> TASK STATEMENT: Return every entry exactly.

⁂

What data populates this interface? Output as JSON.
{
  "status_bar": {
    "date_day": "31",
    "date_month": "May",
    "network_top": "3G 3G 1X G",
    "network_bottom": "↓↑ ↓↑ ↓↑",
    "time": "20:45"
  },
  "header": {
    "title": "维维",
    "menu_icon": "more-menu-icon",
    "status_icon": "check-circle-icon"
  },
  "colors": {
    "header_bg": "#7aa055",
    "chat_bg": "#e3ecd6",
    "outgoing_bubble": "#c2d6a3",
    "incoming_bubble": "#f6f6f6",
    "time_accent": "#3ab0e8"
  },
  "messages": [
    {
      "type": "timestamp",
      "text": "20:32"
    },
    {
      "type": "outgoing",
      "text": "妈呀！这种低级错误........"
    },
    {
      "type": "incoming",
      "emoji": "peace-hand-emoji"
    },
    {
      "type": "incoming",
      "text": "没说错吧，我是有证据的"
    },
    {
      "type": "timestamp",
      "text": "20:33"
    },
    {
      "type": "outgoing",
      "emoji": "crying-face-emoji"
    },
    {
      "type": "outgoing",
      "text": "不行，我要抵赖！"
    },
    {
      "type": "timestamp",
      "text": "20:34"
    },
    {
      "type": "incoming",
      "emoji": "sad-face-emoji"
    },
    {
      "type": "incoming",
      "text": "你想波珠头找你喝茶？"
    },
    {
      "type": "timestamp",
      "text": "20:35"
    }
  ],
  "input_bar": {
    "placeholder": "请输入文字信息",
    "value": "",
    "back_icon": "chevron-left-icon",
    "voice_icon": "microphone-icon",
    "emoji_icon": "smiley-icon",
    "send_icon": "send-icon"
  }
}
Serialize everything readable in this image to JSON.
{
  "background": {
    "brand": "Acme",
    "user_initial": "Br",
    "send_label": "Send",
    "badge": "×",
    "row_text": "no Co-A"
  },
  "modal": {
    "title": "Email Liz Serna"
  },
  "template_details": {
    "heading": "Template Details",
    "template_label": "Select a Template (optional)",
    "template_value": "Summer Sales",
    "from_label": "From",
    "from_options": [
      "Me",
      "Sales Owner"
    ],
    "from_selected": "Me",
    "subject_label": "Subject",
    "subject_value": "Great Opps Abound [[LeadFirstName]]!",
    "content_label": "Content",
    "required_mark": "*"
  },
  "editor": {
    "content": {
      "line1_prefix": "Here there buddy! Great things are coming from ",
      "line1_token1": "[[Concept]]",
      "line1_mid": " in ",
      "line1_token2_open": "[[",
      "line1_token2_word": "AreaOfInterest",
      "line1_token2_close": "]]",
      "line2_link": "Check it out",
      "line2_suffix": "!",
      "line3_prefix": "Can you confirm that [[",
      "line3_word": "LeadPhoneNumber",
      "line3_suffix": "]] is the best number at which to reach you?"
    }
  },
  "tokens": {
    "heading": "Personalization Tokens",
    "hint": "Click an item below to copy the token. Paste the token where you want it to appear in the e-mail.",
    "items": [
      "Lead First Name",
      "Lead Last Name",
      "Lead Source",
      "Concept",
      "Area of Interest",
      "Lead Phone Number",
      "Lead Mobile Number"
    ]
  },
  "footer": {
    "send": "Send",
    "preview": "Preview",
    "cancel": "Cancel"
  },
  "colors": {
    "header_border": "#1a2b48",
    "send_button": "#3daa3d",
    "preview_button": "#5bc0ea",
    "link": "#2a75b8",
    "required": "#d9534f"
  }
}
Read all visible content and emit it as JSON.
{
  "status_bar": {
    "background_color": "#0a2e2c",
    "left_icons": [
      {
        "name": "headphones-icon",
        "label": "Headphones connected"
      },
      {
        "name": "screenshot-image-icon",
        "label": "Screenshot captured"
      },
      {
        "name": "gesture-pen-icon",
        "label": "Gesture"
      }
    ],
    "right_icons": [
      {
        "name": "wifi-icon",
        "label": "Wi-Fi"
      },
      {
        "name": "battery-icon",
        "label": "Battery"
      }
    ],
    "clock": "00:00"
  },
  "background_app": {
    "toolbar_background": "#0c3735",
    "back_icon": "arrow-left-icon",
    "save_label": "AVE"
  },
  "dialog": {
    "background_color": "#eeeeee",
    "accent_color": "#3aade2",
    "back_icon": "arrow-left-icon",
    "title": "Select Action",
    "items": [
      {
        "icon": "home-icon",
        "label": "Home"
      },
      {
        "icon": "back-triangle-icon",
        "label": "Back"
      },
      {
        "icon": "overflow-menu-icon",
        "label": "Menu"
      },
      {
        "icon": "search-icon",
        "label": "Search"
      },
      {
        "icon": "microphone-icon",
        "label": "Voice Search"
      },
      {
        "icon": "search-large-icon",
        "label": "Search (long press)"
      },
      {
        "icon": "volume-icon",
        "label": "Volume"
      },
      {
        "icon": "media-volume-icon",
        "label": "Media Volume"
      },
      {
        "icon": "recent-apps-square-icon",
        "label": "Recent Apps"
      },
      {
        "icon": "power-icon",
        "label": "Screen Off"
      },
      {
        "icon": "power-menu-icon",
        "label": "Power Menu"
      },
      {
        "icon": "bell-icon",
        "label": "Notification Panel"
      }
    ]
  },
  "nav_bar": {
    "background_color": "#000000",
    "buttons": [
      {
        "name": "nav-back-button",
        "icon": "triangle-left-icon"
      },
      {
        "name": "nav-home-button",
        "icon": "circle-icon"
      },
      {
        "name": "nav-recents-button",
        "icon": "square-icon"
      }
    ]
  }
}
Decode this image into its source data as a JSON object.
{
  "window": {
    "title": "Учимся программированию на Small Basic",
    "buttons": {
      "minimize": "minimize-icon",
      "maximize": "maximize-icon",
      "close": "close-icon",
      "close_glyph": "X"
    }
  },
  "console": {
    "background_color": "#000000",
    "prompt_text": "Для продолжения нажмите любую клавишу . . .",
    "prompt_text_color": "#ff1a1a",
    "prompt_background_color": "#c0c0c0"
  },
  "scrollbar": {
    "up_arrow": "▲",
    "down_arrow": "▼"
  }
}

⁂

> ANSWER TO THIS PROBLEM:
What data populates this interface? Output as JSON.
{
  "status_bar": {
    "date_day": "31",
    "date_month": "May",
    "network_top": "3G 3G 1X G",
    "network_bottom": "↓↑ ↓↑ ↓↑",
    "time": "20:45"
  },
  "header": {
    "title": "维维",
    "menu_icon": "more-menu-icon",
    "status_icon": "check-circle-icon"
  },
  "colors": {
    "header_bg": "#7aa055",
    "chat_bg": "#e3ecd6",
    "outgoing_bubble": "#c2d6a3",
    "incoming_bubble": "#f6f6f6",
    "time_accent": "#3ab0e8"
  },
  "messages": [
    {
      "type": "timestamp",
      "text": "20:32"
    },
    {
      "type": "outgoing",
      "text": "妈呀！这种低级错误........"
    },
    {
      "type": "incoming",
      "emoji": "peace-hand-emoji"
    },
    {
      "type": "incoming",
      "text": "没说错吧，我是有证据的"
    },
    {
      "type": "timestamp",
      "text": "20:33"
    },
    {
      "type": "outgoing",
      "emoji": "crying-face-emoji"
    },
    {
      "type": "outgoing",
      "text": "不行，我要抵赖！"
    },
    {
      "type": "timestamp",
      "text": "20:34"
    },
    {
      "type": "incoming",
      "emoji": "sad-face-emoji"
    },
    {
      "type": "incoming",
      "text": "你想波珠头找你喝茶？"
    },
    {
      "type": "timestamp",
      "text": "20:35"
    }
  ],
  "input_bar": {
    "placeholder": "请输入文字信息",
    "value": "",
    "back_icon": "chevron-left-icon",
    "voice_icon": "microphone-icon",
    "emoji_icon": "smiley-icon",
    "send_icon": "send-icon"
  }
}
Serialize everything readable in this image to JSON.
{
  "background": {
    "brand": "Acme",
    "user_initial": "Br",
    "send_label": "Send",
    "badge": "×",
    "row_text": "no Co-A"
  },
  "modal": {
    "title": "Email Liz Serna"
  },
  "template_details": {
    "heading": "Template Details",
    "template_label": "Select a Template (optional)",
    "template_value": "Summer Sales",
    "from_label": "From",
    "from_options": [
      "Me",
      "Sales Owner"
    ],
    "from_selected": "Me",
    "subject_label": "Subject",
    "subject_value": "Great Opps Abound [[LeadFirstName]]!",
    "content_label": "Content",
    "required_mark": "*"
  },
  "editor": {
    "content": {
      "line1_prefix": "Here there buddy! Great things are coming from ",
      "line1_token1": "[[Concept]]",
      "line1_mid": " in ",
      "line1_token2_open": "[[",
      "line1_token2_word": "AreaOfInterest",
      "line1_token2_close": "]]",
      "line2_link": "Check it out",
      "line2_suffix": "!",
      "line3_prefix": "Can you confirm that [[",
      "line3_word": "LeadPhoneNumber",
      "line3_suffix": "]] is the best number at which to reach you?"
    }
  },
  "tokens": {
    "heading": "Personalization Tokens",
    "hint": "Click an item below to copy the token. Paste the token where you want it to appear in the e-mail.",
    "items": [
      "Lead First Name",
      "Lead Last Name",
      "Lead Source",
      "Concept",
      "Area of Interest",
      "Lead Phone Number",
      "Lead Mobile Number"
    ]
  },
  "footer": {
    "send": "Send",
    "preview": "Preview",
    "cancel": "Cancel"
  },
  "colors": {
    "header_border": "#1a2b48",
    "send_button": "#3daa3d",
    "preview_button": "#5bc0ea",
    "link": "#2a75b8",
    "required": "#d9534f"
  }
}
Read all visible content and emit it as JSON.
{
  "status_bar": {
    "background_color": "#0a2e2c",
    "left_icons": [
      {
        "name": "headphones-icon",
        "label": "Headphones connected"
      },
      {
        "name": "screenshot-image-icon",
        "label": "Screenshot captured"
      },
      {
        "name": "gesture-pen-icon",
        "label": "Gesture"
      }
    ],
    "right_icons": [
      {
        "name": "wifi-icon",
        "label": "Wi-Fi"
      },
      {
        "name": "battery-icon",
        "label": "Battery"
      }
    ],
    "clock": "00:00"
  },
  "background_app": {
    "toolbar_background": "#0c3735",
    "back_icon": "arrow-left-icon",
    "save_label": "AVE"
  },
  "dialog": {
    "background_color": "#eeeeee",
    "accent_color": "#3aade2",
    "back_icon": "arrow-left-icon",
    "title": "Select Action",
    "items": [
      {
        "icon": "home-icon",
        "label": "Home"
      },
      {
        "icon": "back-triangle-icon",
        "label": "Back"
      },
      {
        "icon": "overflow-menu-icon",
        "label": "Menu"
      },
      {
        "icon": "search-icon",
        "label": "Search"
      },
      {
        "icon": "microphone-icon",
        "label": "Voice Search"
      },
      {
        "icon": "search-large-icon",
        "label": "Search (long press)"
      },
      {
        "icon": "volume-icon",
        "label": "Volume"
      },
      {
        "icon": "media-volume-icon",
        "label": "Media Volume"
      },
      {
        "icon": "recent-apps-square-icon",
        "label": "Recent Apps"
      },
      {
        "icon": "power-icon",
        "label": "Screen Off"
      },
      {
        "icon": "power-menu-icon",
        "label": "Power Menu"
      },
      {
        "icon": "bell-icon",
        "label": "Notification Panel"
      }
    ]
  },
  "nav_bar": {
    "background_color": "#000000",
    "buttons": [
      {
        "name": "nav-back-button",
        "icon": "triangle-left-icon"
      },
      {
        "name": "nav-home-button",
        "icon": "circle-icon"
      },
      {
        "name": "nav-recents-button",
        "icon": "square-icon"
      }
    ]
  }
}
Decode this image into its source data as a JSON object.
{
  "window": {
    "title": "Учимся программированию на Small Basic",
    "buttons": {
      "minimize": "minimize-icon",
      "maximize": "maximize-icon",
      "close": "close-icon",
      "close_glyph": "X"
    }
  },
  "console": {
    "background_color": "#000000",
    "prompt_text": "Для продолжения нажмите любую клавишу . . .",
    "prompt_text_color": "#ff1a1a",
    "prompt_background_color": "#c0c0c0"
  },
  "scrollbar": {
    "up_arrow": "▲",
    "down_arrow": "▼"
  }
}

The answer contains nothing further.